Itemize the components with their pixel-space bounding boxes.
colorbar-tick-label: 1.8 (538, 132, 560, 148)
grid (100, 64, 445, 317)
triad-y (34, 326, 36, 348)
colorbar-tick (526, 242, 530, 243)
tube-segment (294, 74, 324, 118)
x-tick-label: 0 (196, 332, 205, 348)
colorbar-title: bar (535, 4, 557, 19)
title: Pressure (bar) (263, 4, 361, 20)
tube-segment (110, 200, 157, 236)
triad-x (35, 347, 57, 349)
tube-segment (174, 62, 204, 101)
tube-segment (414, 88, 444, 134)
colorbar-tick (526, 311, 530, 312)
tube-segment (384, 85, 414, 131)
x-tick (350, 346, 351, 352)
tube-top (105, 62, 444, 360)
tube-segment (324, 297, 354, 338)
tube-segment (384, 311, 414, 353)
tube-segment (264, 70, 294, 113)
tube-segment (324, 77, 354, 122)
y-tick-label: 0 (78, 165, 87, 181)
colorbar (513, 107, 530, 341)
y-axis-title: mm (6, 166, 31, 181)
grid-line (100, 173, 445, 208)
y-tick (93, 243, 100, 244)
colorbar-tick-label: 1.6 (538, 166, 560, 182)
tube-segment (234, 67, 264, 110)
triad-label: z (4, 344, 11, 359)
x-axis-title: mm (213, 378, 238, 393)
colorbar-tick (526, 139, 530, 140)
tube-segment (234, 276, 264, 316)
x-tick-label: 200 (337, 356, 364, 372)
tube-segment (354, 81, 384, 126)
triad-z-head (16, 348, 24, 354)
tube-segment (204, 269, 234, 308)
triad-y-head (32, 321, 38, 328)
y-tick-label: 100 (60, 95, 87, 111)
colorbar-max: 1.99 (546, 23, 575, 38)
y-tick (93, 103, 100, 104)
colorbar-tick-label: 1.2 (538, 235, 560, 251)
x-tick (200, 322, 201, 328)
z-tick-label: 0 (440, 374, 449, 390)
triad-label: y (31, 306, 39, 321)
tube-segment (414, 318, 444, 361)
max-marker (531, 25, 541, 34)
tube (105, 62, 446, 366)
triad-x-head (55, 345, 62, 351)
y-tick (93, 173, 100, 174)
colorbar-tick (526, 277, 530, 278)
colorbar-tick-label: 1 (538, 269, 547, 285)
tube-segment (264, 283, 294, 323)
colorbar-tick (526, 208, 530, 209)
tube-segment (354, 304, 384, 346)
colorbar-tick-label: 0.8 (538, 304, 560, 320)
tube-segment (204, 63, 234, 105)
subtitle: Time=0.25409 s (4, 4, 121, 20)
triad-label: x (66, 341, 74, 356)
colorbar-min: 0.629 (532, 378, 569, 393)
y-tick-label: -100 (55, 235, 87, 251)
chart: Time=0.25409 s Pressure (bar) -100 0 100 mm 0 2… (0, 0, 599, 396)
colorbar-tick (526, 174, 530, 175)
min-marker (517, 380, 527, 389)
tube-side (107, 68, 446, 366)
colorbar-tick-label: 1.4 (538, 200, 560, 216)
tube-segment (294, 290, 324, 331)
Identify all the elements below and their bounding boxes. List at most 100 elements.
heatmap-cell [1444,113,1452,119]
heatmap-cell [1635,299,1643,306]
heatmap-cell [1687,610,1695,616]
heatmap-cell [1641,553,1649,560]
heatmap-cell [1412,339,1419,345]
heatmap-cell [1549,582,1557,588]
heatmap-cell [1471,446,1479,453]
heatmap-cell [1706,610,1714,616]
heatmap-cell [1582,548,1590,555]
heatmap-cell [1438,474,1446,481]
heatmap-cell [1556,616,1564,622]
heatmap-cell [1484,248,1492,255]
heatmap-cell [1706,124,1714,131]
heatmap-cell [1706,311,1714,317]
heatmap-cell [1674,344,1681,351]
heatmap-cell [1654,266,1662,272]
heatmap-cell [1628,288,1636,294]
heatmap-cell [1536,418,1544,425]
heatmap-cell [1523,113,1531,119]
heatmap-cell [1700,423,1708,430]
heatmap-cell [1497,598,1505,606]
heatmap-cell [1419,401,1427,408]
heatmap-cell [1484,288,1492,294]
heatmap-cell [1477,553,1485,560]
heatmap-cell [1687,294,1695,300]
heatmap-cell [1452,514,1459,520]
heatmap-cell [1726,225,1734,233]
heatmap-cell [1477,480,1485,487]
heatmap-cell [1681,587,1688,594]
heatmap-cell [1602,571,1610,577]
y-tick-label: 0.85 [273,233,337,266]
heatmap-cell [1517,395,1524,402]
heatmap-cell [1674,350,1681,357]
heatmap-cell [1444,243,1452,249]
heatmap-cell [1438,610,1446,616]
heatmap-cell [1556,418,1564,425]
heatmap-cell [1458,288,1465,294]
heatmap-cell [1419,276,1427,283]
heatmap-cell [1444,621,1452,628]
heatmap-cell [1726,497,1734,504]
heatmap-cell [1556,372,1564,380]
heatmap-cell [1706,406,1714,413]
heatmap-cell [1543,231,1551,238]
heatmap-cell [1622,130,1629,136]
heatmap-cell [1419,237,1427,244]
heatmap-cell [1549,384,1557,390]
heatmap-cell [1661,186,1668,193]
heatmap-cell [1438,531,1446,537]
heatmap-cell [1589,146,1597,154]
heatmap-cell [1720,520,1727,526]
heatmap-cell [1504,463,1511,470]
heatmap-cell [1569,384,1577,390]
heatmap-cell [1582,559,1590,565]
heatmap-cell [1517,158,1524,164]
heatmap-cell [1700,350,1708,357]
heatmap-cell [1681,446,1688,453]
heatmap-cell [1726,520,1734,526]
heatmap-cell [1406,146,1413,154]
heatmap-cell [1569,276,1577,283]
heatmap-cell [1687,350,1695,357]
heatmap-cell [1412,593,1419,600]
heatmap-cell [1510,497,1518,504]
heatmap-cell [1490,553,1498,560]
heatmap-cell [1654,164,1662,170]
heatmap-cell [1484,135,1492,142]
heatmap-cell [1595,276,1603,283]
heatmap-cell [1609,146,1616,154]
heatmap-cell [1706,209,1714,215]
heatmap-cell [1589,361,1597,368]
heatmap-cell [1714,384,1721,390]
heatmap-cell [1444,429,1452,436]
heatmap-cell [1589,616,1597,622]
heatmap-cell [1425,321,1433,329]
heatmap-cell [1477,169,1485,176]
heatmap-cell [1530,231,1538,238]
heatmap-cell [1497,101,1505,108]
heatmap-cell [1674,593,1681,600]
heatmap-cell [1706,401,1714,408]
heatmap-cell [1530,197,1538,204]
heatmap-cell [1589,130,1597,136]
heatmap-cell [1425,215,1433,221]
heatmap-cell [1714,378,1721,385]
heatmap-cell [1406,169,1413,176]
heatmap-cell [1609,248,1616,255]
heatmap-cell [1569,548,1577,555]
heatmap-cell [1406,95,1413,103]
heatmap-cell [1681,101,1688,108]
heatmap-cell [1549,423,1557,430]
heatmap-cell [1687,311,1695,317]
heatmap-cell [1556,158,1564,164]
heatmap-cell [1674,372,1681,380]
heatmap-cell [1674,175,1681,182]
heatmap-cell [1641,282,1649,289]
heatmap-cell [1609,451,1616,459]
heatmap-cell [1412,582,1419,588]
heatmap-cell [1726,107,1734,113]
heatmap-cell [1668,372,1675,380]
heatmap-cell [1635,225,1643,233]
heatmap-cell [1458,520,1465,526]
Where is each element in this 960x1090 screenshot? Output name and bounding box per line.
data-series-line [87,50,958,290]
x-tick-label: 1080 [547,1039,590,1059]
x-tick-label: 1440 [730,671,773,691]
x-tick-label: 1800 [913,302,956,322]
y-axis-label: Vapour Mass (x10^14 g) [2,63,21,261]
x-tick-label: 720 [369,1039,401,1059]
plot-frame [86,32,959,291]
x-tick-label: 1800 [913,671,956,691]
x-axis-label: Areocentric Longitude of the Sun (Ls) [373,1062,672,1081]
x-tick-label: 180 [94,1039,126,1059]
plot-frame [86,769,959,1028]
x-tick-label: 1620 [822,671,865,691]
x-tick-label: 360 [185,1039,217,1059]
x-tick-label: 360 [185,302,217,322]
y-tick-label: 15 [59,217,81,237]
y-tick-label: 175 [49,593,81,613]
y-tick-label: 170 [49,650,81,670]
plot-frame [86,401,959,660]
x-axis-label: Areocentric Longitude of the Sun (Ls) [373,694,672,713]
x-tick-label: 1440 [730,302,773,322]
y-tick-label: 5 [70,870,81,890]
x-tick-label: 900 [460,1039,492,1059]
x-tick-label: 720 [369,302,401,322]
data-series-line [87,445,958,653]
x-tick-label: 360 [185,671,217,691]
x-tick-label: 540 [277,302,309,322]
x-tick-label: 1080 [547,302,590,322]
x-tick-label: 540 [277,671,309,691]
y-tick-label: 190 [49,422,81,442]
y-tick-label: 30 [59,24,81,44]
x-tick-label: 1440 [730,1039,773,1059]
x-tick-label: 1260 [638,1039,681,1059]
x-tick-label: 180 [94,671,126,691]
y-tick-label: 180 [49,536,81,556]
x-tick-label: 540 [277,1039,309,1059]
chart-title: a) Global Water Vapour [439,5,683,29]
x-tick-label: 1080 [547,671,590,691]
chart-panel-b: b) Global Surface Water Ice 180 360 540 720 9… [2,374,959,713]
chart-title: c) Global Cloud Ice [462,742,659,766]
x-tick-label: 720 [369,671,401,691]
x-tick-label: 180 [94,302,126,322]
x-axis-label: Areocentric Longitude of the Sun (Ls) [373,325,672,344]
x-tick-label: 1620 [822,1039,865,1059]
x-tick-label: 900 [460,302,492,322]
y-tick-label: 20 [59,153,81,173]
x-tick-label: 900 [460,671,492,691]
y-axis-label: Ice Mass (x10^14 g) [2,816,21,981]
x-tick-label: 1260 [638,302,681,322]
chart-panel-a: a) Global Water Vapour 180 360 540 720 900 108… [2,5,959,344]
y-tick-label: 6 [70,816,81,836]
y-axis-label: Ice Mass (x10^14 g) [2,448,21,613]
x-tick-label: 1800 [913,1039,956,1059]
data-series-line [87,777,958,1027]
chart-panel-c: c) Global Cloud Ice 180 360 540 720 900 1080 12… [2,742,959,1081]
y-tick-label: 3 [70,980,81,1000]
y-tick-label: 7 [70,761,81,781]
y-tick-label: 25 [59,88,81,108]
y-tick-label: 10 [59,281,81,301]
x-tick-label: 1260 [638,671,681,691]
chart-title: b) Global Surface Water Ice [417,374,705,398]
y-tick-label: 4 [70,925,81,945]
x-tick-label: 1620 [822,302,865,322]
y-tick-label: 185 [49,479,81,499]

....................

> PROBLEM STATEMENT
Please convert the listing, starting at its first line and ending at the line containing "x-tick (350, 346, 351, 352)", into a Markdown table with the columns Row and Entry, leaving out blank lines.

> WORKED SOLUTION
| Row | Entry |
|---|---|
| 1 | Itemize the components with their pixel-space bounding boxes. |
| 2 | colorbar-tick-label: 1.8 (538, 132, 560, 148) |
| 3 | grid (100, 64, 445, 317) |
| 4 | triad-y (34, 326, 36, 348) |
| 5 | colorbar-tick (526, 242, 530, 243) |
| 6 | tube-segment (294, 74, 324, 118) |
| 7 | x-tick-label: 0 (196, 332, 205, 348) |
| 8 | colorbar-title: bar (535, 4, 557, 19) |
| 9 | title: Pressure (bar) (263, 4, 361, 20) |
| 10 | tube-segment (110, 200, 157, 236) |
| 11 | triad-x (35, 347, 57, 349) |
| 12 | tube-segment (174, 62, 204, 101) |
| 13 | tube-segment (414, 88, 444, 134) |
| 14 | colorbar-tick (526, 311, 530, 312) |
| 15 | tube-segment (384, 85, 414, 131) |
| 16 | x-tick (350, 346, 351, 352) |